## Your goal
Every entry needs to be reproduced exactly.
** Start **
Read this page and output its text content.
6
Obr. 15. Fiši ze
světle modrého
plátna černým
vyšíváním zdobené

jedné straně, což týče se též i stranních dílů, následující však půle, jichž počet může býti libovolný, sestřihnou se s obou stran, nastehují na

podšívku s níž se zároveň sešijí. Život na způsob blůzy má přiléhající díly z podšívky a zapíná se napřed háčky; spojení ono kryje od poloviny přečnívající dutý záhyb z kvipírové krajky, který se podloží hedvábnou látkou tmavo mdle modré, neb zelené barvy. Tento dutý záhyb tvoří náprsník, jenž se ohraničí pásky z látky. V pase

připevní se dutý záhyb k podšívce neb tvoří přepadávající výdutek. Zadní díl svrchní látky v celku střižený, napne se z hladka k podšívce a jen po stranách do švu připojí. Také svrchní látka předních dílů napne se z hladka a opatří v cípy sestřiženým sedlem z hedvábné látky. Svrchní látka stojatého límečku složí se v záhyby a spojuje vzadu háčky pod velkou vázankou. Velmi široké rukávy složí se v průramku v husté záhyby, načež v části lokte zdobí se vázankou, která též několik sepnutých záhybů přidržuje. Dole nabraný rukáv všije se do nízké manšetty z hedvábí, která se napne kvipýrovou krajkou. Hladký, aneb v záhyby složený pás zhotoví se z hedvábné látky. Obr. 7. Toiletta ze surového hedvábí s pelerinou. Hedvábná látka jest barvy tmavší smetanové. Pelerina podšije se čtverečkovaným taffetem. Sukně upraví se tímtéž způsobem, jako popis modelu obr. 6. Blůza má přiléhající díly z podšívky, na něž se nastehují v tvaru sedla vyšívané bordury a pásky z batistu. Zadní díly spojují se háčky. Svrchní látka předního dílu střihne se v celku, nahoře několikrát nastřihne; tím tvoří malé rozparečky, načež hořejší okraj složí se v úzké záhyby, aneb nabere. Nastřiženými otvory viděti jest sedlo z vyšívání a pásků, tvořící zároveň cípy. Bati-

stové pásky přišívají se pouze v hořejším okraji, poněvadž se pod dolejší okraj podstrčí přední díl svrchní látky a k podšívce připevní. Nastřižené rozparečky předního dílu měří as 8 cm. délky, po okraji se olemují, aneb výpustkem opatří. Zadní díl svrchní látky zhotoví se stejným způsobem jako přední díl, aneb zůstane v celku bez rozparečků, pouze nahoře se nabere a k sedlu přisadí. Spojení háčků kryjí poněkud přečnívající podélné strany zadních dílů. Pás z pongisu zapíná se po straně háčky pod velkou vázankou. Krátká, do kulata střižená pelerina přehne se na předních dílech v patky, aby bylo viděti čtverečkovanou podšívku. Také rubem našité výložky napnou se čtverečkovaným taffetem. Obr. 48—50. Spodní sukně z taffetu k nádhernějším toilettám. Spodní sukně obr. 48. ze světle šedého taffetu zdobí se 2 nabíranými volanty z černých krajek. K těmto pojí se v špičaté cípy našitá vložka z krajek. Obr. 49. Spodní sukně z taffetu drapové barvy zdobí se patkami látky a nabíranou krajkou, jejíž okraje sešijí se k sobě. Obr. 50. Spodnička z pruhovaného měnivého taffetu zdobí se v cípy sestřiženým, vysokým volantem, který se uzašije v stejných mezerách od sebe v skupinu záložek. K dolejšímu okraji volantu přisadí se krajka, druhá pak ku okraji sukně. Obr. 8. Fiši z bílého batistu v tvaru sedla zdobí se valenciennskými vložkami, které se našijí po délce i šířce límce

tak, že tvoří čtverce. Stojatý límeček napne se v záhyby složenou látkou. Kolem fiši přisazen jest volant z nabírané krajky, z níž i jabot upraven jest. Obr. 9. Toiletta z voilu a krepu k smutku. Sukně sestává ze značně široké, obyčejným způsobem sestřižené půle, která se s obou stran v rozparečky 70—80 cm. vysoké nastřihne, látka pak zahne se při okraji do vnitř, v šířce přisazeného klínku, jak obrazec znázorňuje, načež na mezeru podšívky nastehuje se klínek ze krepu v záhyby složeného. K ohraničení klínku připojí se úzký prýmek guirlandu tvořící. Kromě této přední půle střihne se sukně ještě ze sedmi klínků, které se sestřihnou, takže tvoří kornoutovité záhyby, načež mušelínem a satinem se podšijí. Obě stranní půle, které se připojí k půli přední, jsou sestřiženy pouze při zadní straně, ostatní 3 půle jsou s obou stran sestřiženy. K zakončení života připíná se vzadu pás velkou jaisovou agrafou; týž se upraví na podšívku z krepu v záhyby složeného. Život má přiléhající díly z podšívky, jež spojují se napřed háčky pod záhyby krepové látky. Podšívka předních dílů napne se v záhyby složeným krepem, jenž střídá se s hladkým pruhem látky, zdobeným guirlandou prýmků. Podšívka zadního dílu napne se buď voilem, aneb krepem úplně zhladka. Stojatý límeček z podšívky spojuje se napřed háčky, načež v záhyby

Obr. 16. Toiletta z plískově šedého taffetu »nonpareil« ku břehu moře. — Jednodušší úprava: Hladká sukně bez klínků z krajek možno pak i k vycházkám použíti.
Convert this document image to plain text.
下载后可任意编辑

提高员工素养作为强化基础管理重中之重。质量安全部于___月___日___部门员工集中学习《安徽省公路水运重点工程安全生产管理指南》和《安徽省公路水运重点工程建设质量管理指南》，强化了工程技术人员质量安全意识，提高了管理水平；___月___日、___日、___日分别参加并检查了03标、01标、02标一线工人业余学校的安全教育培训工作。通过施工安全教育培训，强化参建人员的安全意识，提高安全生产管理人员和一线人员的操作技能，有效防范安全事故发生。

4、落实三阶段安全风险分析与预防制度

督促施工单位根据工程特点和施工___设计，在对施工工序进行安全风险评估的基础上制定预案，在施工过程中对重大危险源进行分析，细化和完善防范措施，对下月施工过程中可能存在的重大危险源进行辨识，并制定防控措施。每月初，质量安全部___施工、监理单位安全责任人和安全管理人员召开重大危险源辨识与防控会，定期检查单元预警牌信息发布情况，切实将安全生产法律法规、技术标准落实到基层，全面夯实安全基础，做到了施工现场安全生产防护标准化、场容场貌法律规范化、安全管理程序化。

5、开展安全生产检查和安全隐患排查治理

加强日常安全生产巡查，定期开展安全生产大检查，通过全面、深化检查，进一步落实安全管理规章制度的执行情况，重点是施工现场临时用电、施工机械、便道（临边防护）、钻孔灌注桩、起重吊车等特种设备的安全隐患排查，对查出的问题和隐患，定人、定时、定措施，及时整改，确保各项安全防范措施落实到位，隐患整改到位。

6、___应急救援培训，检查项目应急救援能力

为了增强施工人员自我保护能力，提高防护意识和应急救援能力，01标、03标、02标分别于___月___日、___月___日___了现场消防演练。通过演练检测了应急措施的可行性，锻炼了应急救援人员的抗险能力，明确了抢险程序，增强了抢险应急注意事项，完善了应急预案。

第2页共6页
** End **
## Correct output
Read this page and output its text content.
6
Obr. 15. Fiši ze
světle modrého
plátna černým
vyšíváním zdobené

jedné straně, což týče se též i stranních dílů, následující však půle, jichž počet může býti libovolný, sestřihnou se s obou stran, nastehují na

podšívku s níž se zároveň sešijí. Život na způsob blůzy má přiléhající díly z podšívky a zapíná se napřed háčky; spojení ono kryje od poloviny přečnívající dutý záhyb z kvipírové krajky, který se podloží hedvábnou látkou tmavo mdle modré, neb zelené barvy. Tento dutý záhyb tvoří náprsník, jenž se ohraničí pásky z látky. V pase

připevní se dutý záhyb k podšívce neb tvoří přepadávající výdutek. Zadní díl svrchní látky v celku střižený, napne se z hladka k podšívce a jen po stranách do švu připojí. Také svrchní látka předních dílů napne se z hladka a opatří v cípy sestřiženým sedlem z hedvábné látky. Svrchní látka stojatého límečku složí se v záhyby a spojuje vzadu háčky pod velkou vázankou. Velmi široké rukávy složí se v průramku v husté záhyby, načež v části lokte zdobí se vázankou, která též několik sepnutých záhybů přidržuje. Dole nabraný rukáv všije se do nízké manšetty z hedvábí, která se napne kvipýrovou krajkou. Hladký, aneb v záhyby složený pás zhotoví se z hedvábné látky. Obr. 7. Toiletta ze surového hedvábí s pelerinou. Hedvábná látka jest barvy tmavší smetanové. Pelerina podšije se čtverečkovaným taffetem. Sukně upraví se tímtéž způsobem, jako popis modelu obr. 6. Blůza má přiléhající díly z podšívky, na něž se nastehují v tvaru sedla vyšívané bordury a pásky z batistu. Zadní díly spojují se háčky. Svrchní látka předního dílu střihne se v celku, nahoře několikrát nastřihne; tím tvoří malé rozparečky, načež hořejší okraj složí se v úzké záhyby, aneb nabere. Nastřiženými otvory viděti jest sedlo z vyšívání a pásků, tvořící zároveň cípy. Bati-

stové pásky přišívají se pouze v hořejším okraji, poněvadž se pod dolejší okraj podstrčí přední díl svrchní látky a k podšívce připevní. Nastřižené rozparečky předního dílu měří as 8 cm. délky, po okraji se olemují, aneb výpustkem opatří. Zadní díl svrchní látky zhotoví se stejným způsobem jako přední díl, aneb zůstane v celku bez rozparečků, pouze nahoře se nabere a k sedlu přisadí. Spojení háčků kryjí poněkud přečnívající podélné strany zadních dílů. Pás z pongisu zapíná se po straně háčky pod velkou vázankou. Krátká, do kulata střižená pelerina přehne se na předních dílech v patky, aby bylo viděti čtverečkovanou podšívku. Také rubem našité výložky napnou se čtverečkovaným taffetem. Obr. 48—50. Spodní sukně z taffetu k nádhernějším toilettám. Spodní sukně obr. 48. ze světle šedého taffetu zdobí se 2 nabíranými volanty z černých krajek. K těmto pojí se v špičaté cípy našitá vložka z krajek. Obr. 49. Spodní sukně z taffetu drapové barvy zdobí se patkami látky a nabíranou krajkou, jejíž okraje sešijí se k sobě. Obr. 50. Spodnička z pruhovaného měnivého taffetu zdobí se v cípy sestřiženým, vysokým volantem, který se uzašije v stejných mezerách od sebe v skupinu záložek. K dolejšímu okraji volantu přisadí se krajka, druhá pak ku okraji sukně. Obr. 8. Fiši z bílého batistu v tvaru sedla zdobí se valenciennskými vložkami, které se našijí po délce i šířce límce

tak, že tvoří čtverce. Stojatý límeček napne se v záhyby složenou látkou. Kolem fiši přisazen jest volant z nabírané krajky, z níž i jabot upraven jest. Obr. 9. Toiletta z voilu a krepu k smutku. Sukně sestává ze značně široké, obyčejným způsobem sestřižené půle, která se s obou stran v rozparečky 70—80 cm. vysoké nastřihne, látka pak zahne se při okraji do vnitř, v šířce přisazeného klínku, jak obrazec znázorňuje, načež na mezeru podšívky nastehuje se klínek ze krepu v záhyby složeného. K ohraničení klínku připojí se úzký prýmek guirlandu tvořící. Kromě této přední půle střihne se sukně ještě ze sedmi klínků, které se sestřihnou, takže tvoří kornoutovité záhyby, načež mušelínem a satinem se podšijí. Obě stranní půle, které se připojí k půli přední, jsou sestřiženy pouze při zadní straně, ostatní 3 půle jsou s obou stran sestřiženy. K zakončení života připíná se vzadu pás velkou jaisovou agrafou; týž se upraví na podšívku z krepu v záhyby složeného. Život má přiléhající díly z podšívky, jež spojují se napřed háčky pod záhyby krepové látky. Podšívka předních dílů napne se v záhyby složeným krepem, jenž střídá se s hladkým pruhem látky, zdobeným guirlandou prýmků. Podšívka zadního dílu napne se buď voilem, aneb krepem úplně zhladka. Stojatý límeček z podšívky spojuje se napřed háčky, načež v záhyby

Obr. 16. Toiletta z plískově šedého taffetu »nonpareil« ku břehu moře. — Jednodušší úprava: Hladká sukně bez klínků z krajek možno pak i k vycházkám použíti.
Convert this document image to plain text.
下载后可任意编辑

提高员工素养作为强化基础管理重中之重。质量安全部于___月___日___部门员工集中学习《安徽省公路水运重点工程安全生产管理指南》和《安徽省公路水运重点工程建设质量管理指南》，强化了工程技术人员质量安全意识，提高了管理水平；___月___日、___日、___日分别参加并检查了03标、01标、02标一线工人业余学校的安全教育培训工作。通过施工安全教育培训，强化参建人员的安全意识，提高安全生产管理人员和一线人员的操作技能，有效防范安全事故发生。

4、落实三阶段安全风险分析与预防制度

督促施工单位根据工程特点和施工___设计，在对施工工序进行安全风险评估的基础上制定预案，在施工过程中对重大危险源进行分析，细化和完善防范措施，对下月施工过程中可能存在的重大危险源进行辨识，并制定防控措施。每月初，质量安全部___施工、监理单位安全责任人和安全管理人员召开重大危险源辨识与防控会，定期检查单元预警牌信息发布情况，切实将安全生产法律法规、技术标准落实到基层，全面夯实安全基础，做到了施工现场安全生产防护标准化、场容场貌法律规范化、安全管理程序化。

5、开展安全生产检查和安全隐患排查治理

加强日常安全生产巡查，定期开展安全生产大检查，通过全面、深化检查，进一步落实安全管理规章制度的执行情况，重点是施工现场临时用电、施工机械、便道（临边防护）、钻孔灌注桩、起重吊车等特种设备的安全隐患排查，对查出的问题和隐患，定人、定时、定措施，及时整改，确保各项安全防范措施落实到位，隐患整改到位。

6、___应急救援培训，检查项目应急救援能力

为了增强施工人员自我保护能力，提高防护意识和应急救援能力，01标、03标、02标分别于___月___日、___月___日___了现场消防演练。通过演练检测了应急措施的可行性，锻炼了应急救援人员的抗险能力，明确了抢险程序，增强了抢险应急注意事项，完善了应急预案。

第2页共6页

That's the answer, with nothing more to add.